Task objective. Show all lines of the listing that hold the word "labels".
_ _ _ _ _
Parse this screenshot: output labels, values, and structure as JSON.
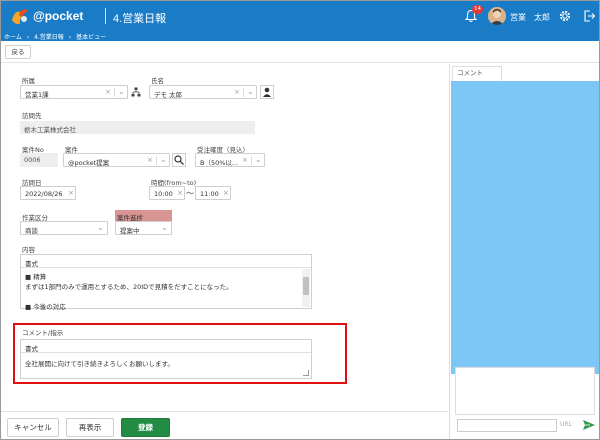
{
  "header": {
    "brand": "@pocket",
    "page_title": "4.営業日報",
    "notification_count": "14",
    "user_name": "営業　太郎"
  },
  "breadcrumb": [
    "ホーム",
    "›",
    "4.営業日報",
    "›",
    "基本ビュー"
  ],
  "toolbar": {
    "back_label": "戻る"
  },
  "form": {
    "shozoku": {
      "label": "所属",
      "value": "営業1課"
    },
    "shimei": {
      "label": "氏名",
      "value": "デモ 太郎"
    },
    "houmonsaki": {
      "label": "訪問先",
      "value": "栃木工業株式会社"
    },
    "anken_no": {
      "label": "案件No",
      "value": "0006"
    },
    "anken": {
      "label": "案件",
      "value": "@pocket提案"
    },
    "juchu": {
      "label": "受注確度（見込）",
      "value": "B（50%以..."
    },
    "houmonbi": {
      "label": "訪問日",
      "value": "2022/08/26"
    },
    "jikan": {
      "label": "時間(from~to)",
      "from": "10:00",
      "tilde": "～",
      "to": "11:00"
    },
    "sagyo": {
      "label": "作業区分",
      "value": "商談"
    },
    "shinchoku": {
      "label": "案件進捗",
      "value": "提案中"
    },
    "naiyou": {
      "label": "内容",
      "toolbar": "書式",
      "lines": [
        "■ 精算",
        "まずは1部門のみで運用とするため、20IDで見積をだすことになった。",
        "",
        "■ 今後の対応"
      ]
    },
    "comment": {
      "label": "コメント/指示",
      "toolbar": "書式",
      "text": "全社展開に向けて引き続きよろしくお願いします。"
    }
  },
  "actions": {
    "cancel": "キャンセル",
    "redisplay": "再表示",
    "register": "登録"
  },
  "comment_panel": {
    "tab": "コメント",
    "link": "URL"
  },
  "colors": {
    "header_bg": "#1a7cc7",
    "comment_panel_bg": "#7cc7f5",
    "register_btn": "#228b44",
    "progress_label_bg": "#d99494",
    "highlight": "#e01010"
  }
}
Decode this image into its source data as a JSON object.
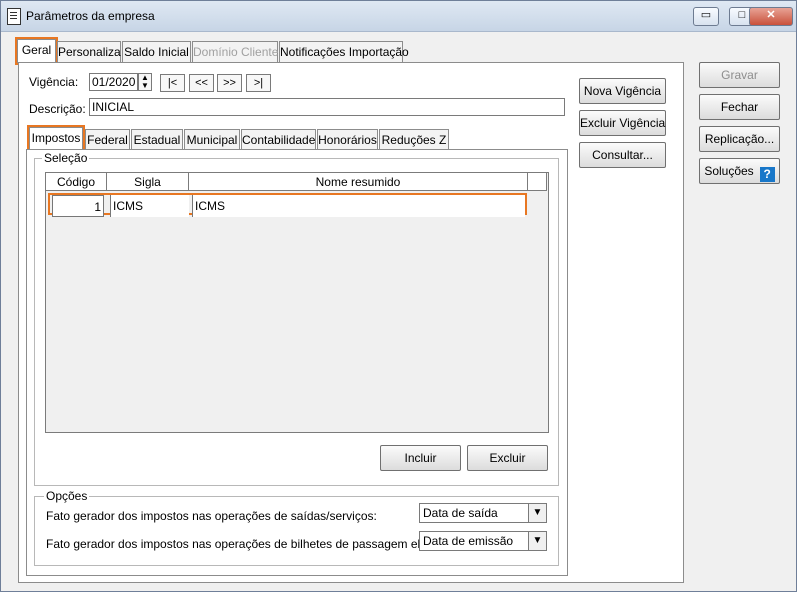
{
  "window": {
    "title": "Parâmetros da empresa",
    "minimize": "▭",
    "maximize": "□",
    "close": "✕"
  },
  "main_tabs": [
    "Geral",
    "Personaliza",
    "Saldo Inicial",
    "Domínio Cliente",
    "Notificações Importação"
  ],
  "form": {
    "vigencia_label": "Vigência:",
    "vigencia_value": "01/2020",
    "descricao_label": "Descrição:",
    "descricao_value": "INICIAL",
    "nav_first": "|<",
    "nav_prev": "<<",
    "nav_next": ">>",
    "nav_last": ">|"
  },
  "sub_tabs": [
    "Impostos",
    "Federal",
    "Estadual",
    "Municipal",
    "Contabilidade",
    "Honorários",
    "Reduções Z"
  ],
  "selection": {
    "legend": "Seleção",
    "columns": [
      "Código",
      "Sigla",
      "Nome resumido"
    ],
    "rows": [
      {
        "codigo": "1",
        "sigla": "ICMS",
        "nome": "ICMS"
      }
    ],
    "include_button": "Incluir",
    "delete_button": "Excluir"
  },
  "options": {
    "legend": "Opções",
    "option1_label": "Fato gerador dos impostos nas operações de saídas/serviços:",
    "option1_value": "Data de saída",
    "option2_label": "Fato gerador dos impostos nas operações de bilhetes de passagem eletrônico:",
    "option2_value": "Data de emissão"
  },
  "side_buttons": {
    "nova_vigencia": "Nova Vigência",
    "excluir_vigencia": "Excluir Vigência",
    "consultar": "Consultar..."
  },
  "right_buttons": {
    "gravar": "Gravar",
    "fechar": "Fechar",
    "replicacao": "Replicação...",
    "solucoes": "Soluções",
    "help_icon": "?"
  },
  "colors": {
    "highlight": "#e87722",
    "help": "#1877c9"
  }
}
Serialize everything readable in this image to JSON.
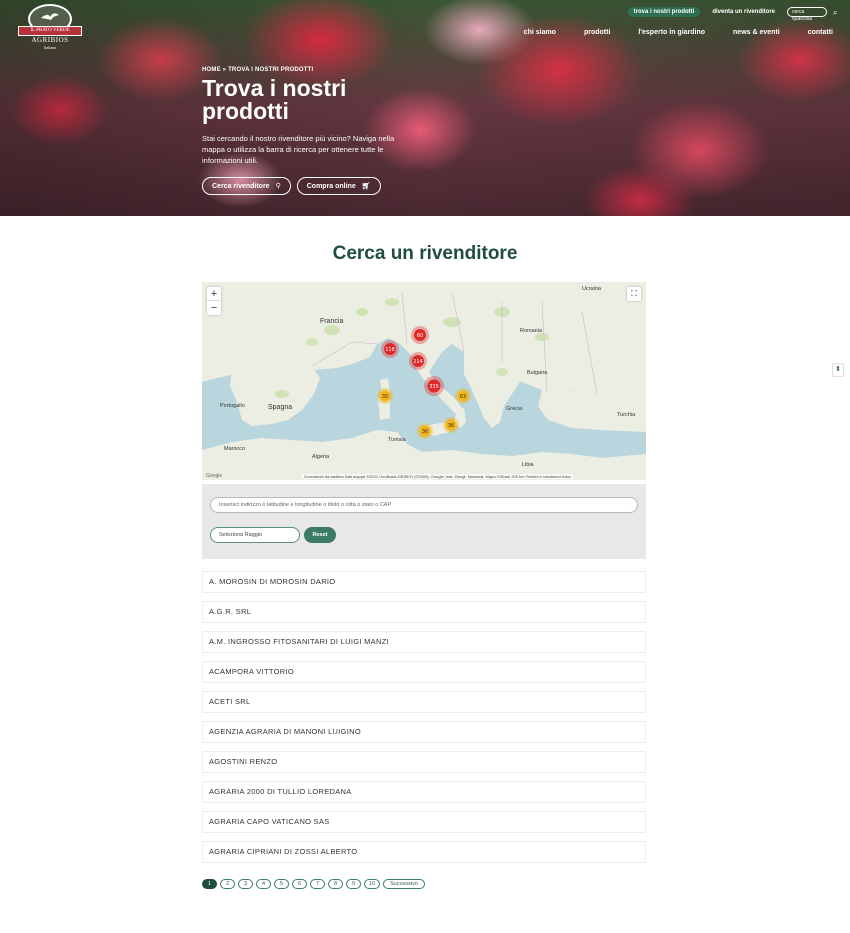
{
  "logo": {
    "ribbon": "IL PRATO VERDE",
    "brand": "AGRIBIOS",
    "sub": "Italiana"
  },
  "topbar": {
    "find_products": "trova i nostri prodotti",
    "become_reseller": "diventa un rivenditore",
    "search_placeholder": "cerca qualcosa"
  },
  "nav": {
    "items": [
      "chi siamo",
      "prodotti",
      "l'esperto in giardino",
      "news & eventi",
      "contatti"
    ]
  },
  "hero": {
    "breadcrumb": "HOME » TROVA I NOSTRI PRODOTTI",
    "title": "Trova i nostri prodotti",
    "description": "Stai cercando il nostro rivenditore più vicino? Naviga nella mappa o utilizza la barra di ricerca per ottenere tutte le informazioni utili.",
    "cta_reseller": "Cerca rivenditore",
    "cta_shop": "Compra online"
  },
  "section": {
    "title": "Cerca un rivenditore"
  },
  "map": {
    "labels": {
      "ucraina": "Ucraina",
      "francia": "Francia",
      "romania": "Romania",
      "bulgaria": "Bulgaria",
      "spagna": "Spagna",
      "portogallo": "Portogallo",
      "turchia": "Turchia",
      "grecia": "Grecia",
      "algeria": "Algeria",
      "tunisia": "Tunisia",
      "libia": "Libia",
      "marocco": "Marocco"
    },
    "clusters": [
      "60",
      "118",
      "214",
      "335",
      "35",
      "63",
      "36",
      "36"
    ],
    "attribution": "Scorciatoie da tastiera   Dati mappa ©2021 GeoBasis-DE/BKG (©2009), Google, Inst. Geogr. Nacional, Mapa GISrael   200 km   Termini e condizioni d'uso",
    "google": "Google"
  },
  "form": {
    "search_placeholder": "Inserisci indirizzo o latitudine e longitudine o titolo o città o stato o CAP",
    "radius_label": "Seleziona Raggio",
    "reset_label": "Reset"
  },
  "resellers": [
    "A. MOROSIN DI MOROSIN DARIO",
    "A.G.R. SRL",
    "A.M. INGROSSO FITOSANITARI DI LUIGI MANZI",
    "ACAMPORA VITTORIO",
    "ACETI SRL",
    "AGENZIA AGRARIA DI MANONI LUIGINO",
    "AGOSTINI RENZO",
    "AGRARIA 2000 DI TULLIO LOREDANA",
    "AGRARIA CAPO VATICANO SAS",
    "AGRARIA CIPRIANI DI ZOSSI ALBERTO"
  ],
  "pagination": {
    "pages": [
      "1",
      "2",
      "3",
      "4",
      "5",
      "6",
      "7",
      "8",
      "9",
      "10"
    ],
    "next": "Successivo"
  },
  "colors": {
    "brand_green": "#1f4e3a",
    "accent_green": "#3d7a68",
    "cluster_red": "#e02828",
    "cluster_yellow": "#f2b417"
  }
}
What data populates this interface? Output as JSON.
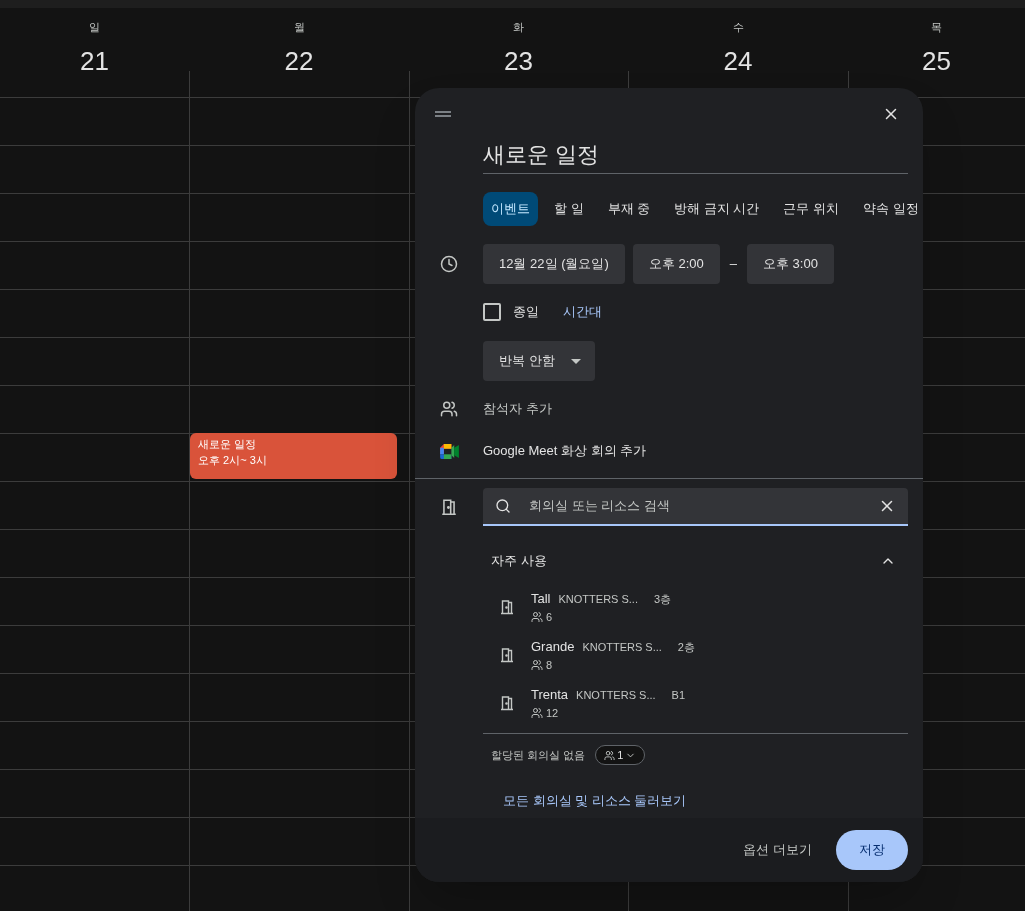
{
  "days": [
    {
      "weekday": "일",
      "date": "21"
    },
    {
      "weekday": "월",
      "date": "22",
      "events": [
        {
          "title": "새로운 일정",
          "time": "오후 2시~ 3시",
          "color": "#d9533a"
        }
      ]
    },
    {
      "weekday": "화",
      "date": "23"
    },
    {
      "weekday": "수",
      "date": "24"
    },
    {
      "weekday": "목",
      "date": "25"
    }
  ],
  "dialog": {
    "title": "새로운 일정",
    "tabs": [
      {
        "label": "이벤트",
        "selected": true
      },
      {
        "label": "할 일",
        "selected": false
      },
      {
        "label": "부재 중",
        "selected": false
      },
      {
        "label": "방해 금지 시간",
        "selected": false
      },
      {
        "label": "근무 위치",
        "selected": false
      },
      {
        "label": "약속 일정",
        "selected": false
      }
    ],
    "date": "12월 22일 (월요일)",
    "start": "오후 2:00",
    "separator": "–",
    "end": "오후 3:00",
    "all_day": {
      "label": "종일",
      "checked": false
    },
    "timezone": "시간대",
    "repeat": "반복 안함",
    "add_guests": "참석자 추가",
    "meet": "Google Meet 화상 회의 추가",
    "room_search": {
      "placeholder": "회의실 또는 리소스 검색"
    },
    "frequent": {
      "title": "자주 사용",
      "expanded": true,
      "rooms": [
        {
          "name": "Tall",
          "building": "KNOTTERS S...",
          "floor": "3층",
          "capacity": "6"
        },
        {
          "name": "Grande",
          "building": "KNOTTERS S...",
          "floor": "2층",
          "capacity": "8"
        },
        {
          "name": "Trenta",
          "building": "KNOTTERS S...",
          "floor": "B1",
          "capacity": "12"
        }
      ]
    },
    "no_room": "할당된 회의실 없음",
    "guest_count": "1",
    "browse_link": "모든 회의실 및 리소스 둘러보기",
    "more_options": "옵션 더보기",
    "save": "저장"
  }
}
_ _ _ _ _
Completed exercise.
Parse this screenshot: output labels, values, and structure as JSON.
    "labels": {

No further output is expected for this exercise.